↓
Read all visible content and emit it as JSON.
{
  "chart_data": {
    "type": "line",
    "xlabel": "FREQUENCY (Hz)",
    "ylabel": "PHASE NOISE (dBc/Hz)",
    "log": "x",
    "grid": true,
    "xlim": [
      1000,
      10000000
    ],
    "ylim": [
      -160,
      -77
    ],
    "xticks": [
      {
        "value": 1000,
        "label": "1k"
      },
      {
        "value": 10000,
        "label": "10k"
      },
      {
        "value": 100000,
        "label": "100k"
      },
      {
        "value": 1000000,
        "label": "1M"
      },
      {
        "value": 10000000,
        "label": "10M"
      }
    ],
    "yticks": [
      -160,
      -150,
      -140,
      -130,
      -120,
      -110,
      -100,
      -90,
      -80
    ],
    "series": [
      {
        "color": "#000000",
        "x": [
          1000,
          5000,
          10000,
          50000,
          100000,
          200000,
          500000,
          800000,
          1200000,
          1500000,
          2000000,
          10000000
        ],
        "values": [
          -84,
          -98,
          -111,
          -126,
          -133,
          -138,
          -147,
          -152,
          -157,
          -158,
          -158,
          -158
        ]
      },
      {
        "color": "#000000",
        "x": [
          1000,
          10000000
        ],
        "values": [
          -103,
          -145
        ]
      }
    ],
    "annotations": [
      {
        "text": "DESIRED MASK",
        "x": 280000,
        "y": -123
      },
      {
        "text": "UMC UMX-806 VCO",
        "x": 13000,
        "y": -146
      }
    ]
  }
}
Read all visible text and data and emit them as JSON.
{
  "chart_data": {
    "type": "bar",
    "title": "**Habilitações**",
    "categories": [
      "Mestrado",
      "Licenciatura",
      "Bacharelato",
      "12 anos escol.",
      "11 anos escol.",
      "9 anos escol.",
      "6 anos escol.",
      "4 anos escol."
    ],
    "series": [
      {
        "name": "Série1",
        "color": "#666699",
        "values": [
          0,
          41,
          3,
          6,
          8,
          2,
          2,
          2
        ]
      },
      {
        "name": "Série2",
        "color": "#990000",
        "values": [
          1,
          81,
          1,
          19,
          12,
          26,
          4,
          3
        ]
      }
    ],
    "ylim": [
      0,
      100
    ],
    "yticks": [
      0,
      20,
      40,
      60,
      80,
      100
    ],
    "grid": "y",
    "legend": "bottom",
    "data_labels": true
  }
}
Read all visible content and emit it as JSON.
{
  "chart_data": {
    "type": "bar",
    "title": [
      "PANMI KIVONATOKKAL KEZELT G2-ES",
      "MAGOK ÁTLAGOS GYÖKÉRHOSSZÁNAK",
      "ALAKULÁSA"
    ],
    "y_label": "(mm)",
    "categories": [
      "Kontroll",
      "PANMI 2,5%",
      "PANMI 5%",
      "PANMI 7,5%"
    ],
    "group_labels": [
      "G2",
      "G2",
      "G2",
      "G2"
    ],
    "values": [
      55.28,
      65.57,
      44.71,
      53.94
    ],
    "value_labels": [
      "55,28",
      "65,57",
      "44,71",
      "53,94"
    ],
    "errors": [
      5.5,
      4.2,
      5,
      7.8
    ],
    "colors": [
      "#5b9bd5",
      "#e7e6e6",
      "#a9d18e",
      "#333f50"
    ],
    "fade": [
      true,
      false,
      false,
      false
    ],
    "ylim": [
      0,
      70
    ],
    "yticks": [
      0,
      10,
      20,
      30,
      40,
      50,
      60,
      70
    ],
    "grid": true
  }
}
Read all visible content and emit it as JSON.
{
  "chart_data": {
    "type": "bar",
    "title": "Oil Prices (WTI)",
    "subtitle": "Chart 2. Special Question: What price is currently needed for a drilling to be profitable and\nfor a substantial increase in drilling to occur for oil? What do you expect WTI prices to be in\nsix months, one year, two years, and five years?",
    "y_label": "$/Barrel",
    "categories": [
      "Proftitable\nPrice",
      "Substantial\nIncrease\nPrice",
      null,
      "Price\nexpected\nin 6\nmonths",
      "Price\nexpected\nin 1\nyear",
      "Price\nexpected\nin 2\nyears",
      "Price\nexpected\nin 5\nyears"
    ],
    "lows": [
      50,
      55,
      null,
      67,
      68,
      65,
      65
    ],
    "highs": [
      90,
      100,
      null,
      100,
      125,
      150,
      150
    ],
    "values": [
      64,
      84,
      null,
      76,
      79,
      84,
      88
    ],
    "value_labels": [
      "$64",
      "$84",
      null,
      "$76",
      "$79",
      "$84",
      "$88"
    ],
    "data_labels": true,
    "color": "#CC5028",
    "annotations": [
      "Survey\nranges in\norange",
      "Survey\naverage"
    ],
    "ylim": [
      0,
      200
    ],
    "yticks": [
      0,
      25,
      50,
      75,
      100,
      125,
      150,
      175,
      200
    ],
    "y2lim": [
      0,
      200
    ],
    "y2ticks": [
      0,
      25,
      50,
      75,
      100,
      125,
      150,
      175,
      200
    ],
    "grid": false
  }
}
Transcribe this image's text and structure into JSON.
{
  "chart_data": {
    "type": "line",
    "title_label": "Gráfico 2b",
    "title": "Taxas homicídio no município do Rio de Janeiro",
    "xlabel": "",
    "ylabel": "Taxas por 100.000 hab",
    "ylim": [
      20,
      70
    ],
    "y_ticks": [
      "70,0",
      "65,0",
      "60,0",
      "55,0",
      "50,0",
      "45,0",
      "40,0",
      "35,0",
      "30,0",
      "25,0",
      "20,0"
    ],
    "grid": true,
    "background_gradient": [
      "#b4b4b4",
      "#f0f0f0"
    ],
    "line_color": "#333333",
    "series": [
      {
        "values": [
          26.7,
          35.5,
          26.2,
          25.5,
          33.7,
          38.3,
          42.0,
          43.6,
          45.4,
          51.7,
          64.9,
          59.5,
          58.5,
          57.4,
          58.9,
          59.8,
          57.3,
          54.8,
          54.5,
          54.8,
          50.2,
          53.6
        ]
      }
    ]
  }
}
↑
GIVEN PROBLEM: All entries must be repeated verbatim.

ANSWER FOR THIS EXERCISE:
Read all visible content and emit it as JSON.
{
  "chart_data": {
    "type": "line",
    "xlabel": "FREQUENCY (Hz)",
    "ylabel": "PHASE NOISE (dBc/Hz)",
    "log": "x",
    "grid": true,
    "xlim": [
      1000,
      10000000
    ],
    "ylim": [
      -160,
      -77
    ],
    "xticks": [
      {
        "value": 1000,
        "label": "1k"
      },
      {
        "value": 10000,
        "label": "10k"
      },
      {
        "value": 100000,
        "label": "100k"
      },
      {
        "value": 1000000,
        "label": "1M"
      },
      {
        "value": 10000000,
        "label": "10M"
      }
    ],
    "yticks": [
      -160,
      -150,
      -140,
      -130,
      -120,
      -110,
      -100,
      -90,
      -80
    ],
    "series": [
      {
        "color": "#000000",
        "x": [
          1000,
          5000,
          10000,
          50000,
          100000,
          200000,
          500000,
          800000,
          1200000,
          1500000,
          2000000,
          10000000
        ],
        "values": [
          -84,
          -98,
          -111,
          -126,
          -133,
          -138,
          -147,
          -152,
          -157,
          -158,
          -158,
          -158
        ]
      },
      {
        "color": "#000000",
        "x": [
          1000,
          10000000
        ],
        "values": [
          -103,
          -145
        ]
      }
    ],
    "annotations": [
      {
        "text": "DESIRED MASK",
        "x": 280000,
        "y": -123
      },
      {
        "text": "UMC UMX-806 VCO",
        "x": 13000,
        "y": -146
      }
    ]
  }
}
Read all visible text and data and emit them as JSON.
{
  "chart_data": {
    "type": "bar",
    "title": "**Habilitações**",
    "categories": [
      "Mestrado",
      "Licenciatura",
      "Bacharelato",
      "12 anos escol.",
      "11 anos escol.",
      "9 anos escol.",
      "6 anos escol.",
      "4 anos escol."
    ],
    "series": [
      {
        "name": "Série1",
        "color": "#666699",
        "values": [
          0,
          41,
          3,
          6,
          8,
          2,
          2,
          2
        ]
      },
      {
        "name": "Série2",
        "color": "#990000",
        "values": [
          1,
          81,
          1,
          19,
          12,
          26,
          4,
          3
        ]
      }
    ],
    "ylim": [
      0,
      100
    ],
    "yticks": [
      0,
      20,
      40,
      60,
      80,
      100
    ],
    "grid": "y",
    "legend": "bottom",
    "data_labels": true
  }
}
Read all visible content and emit it as JSON.
{
  "chart_data": {
    "type": "bar",
    "title": [
      "PANMI KIVONATOKKAL KEZELT G2-ES",
      "MAGOK ÁTLAGOS GYÖKÉRHOSSZÁNAK",
      "ALAKULÁSA"
    ],
    "y_label": "(mm)",
    "categories": [
      "Kontroll",
      "PANMI 2,5%",
      "PANMI 5%",
      "PANMI 7,5%"
    ],
    "group_labels": [
      "G2",
      "G2",
      "G2",
      "G2"
    ],
    "values": [
      55.28,
      65.57,
      44.71,
      53.94
    ],
    "value_labels": [
      "55,28",
      "65,57",
      "44,71",
      "53,94"
    ],
    "errors": [
      5.5,
      4.2,
      5,
      7.8
    ],
    "colors": [
      "#5b9bd5",
      "#e7e6e6",
      "#a9d18e",
      "#333f50"
    ],
    "fade": [
      true,
      false,
      false,
      false
    ],
    "ylim": [
      0,
      70
    ],
    "yticks": [
      0,
      10,
      20,
      30,
      40,
      50,
      60,
      70
    ],
    "grid": true
  }
}
Read all visible content and emit it as JSON.
{
  "chart_data": {
    "type": "bar",
    "title": "Oil Prices (WTI)",
    "subtitle": "Chart 2. Special Question: What price is currently needed for a drilling to be profitable and\nfor a substantial increase in drilling to occur for oil? What do you expect WTI prices to be in\nsix months, one year, two years, and five years?",
    "y_label": "$/Barrel",
    "categories": [
      "Proftitable\nPrice",
      "Substantial\nIncrease\nPrice",
      null,
      "Price\nexpected\nin 6\nmonths",
      "Price\nexpected\nin 1\nyear",
      "Price\nexpected\nin 2\nyears",
      "Price\nexpected\nin 5\nyears"
    ],
    "lows": [
      50,
      55,
      null,
      67,
      68,
      65,
      65
    ],
    "highs": [
      90,
      100,
      null,
      100,
      125,
      150,
      150
    ],
    "values": [
      64,
      84,
      null,
      76,
      79,
      84,
      88
    ],
    "value_labels": [
      "$64",
      "$84",
      null,
      "$76",
      "$79",
      "$84",
      "$88"
    ],
    "data_labels": true,
    "color": "#CC5028",
    "annotations": [
      "Survey\nranges in\norange",
      "Survey\naverage"
    ],
    "ylim": [
      0,
      200
    ],
    "yticks": [
      0,
      25,
      50,
      75,
      100,
      125,
      150,
      175,
      200
    ],
    "y2lim": [
      0,
      200
    ],
    "y2ticks": [
      0,
      25,
      50,
      75,
      100,
      125,
      150,
      175,
      200
    ],
    "grid": false
  }
}
Transcribe this image's text and structure into JSON.
{
  "chart_data": {
    "type": "line",
    "title_label": "Gráfico 2b",
    "title": "Taxas homicídio no município do Rio de Janeiro",
    "xlabel": "",
    "ylabel": "Taxas por 100.000 hab",
    "ylim": [
      20,
      70
    ],
    "y_ticks": [
      "70,0",
      "65,0",
      "60,0",
      "55,0",
      "50,0",
      "45,0",
      "40,0",
      "35,0",
      "30,0",
      "25,0",
      "20,0"
    ],
    "grid": true,
    "background_gradient": [
      "#b4b4b4",
      "#f0f0f0"
    ],
    "line_color": "#333333",
    "series": [
      {
        "values": [
          26.7,
          35.5,
          26.2,
          25.5,
          33.7,
          38.3,
          42.0,
          43.6,
          45.4,
          51.7,
          64.9,
          59.5,
          58.5,
          57.4,
          58.9,
          59.8,
          57.3,
          54.8,
          54.5,
          54.8,
          50.2,
          53.6
        ]
      }
    ]
  }
}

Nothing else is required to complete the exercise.